[Region and label listings]
------------------------------

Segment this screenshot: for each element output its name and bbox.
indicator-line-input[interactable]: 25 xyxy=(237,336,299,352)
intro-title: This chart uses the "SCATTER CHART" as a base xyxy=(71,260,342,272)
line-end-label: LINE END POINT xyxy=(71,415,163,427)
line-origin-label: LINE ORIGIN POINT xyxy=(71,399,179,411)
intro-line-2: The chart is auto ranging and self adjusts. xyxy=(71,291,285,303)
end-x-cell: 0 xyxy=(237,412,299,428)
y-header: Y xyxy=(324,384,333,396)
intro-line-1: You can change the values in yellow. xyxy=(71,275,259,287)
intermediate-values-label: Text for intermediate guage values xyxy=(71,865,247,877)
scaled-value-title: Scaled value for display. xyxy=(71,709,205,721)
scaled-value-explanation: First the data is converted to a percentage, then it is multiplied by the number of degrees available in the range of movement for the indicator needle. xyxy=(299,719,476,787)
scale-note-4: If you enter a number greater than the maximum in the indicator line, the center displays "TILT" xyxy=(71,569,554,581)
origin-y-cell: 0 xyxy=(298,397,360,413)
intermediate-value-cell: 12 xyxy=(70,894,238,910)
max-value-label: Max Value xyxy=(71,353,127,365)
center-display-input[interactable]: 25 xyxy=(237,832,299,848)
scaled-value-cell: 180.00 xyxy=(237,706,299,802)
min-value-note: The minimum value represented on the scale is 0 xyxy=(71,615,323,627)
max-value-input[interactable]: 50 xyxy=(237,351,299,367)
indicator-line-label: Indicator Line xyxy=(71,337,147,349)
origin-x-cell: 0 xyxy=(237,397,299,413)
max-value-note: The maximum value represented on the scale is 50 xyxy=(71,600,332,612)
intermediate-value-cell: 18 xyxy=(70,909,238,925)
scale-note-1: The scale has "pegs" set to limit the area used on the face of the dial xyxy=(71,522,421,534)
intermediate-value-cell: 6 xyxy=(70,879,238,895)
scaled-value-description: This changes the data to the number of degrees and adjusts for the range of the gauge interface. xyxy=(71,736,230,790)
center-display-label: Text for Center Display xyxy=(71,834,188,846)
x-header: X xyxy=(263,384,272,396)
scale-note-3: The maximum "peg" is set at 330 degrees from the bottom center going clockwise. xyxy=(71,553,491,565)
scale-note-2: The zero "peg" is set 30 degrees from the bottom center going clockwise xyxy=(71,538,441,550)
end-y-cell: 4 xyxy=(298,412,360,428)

------------------------------

**Work required**
Please copy every line of the entries above without any changes.

**Task response**
Segment this screenshot: for each element output its name and bbox.
indicator-line-input[interactable]: 25 xyxy=(237,336,299,352)
intro-title: This chart uses the "SCATTER CHART" as a base xyxy=(71,260,342,272)
line-end-label: LINE END POINT xyxy=(71,415,163,427)
line-origin-label: LINE ORIGIN POINT xyxy=(71,399,179,411)
intro-line-2: The chart is auto ranging and self adjusts. xyxy=(71,291,285,303)
end-x-cell: 0 xyxy=(237,412,299,428)
y-header: Y xyxy=(324,384,333,396)
intro-line-1: You can change the values in yellow. xyxy=(71,275,259,287)
intermediate-values-label: Text for intermediate guage values xyxy=(71,865,247,877)
scaled-value-title: Scaled value for display. xyxy=(71,709,205,721)
scaled-value-explanation: First the data is converted to a percentage, then it is multiplied by the number of degrees available in the range of movement for the indicator needle. xyxy=(299,719,476,787)
scale-note-4: If you enter a number greater than the maximum in the indicator line, the center displays "TILT" xyxy=(71,569,554,581)
origin-y-cell: 0 xyxy=(298,397,360,413)
intermediate-value-cell: 12 xyxy=(70,894,238,910)
max-value-label: Max Value xyxy=(71,353,127,365)
center-display-input[interactable]: 25 xyxy=(237,832,299,848)
scaled-value-cell: 180.00 xyxy=(237,706,299,802)
min-value-note: The minimum value represented on the scale is 0 xyxy=(71,615,323,627)
max-value-input[interactable]: 50 xyxy=(237,351,299,367)
indicator-line-label: Indicator Line xyxy=(71,337,147,349)
origin-x-cell: 0 xyxy=(237,397,299,413)
max-value-note: The maximum value represented on the scale is 50 xyxy=(71,600,332,612)
intermediate-value-cell: 18 xyxy=(70,909,238,925)
scale-note-1: The scale has "pegs" set to limit the area used on the face of the dial xyxy=(71,522,421,534)
intermediate-value-cell: 6 xyxy=(70,879,238,895)
scaled-value-description: This changes the data to the number of degrees and adjusts for the range of the gauge interface. xyxy=(71,736,230,790)
center-display-label: Text for Center Display xyxy=(71,834,188,846)
x-header: X xyxy=(263,384,272,396)
scale-note-3: The maximum "peg" is set at 330 degrees from the bottom center going clockwise. xyxy=(71,553,491,565)
scale-note-2: The zero "peg" is set 30 degrees from the bottom center going clockwise xyxy=(71,538,441,550)
end-y-cell: 4 xyxy=(298,412,360,428)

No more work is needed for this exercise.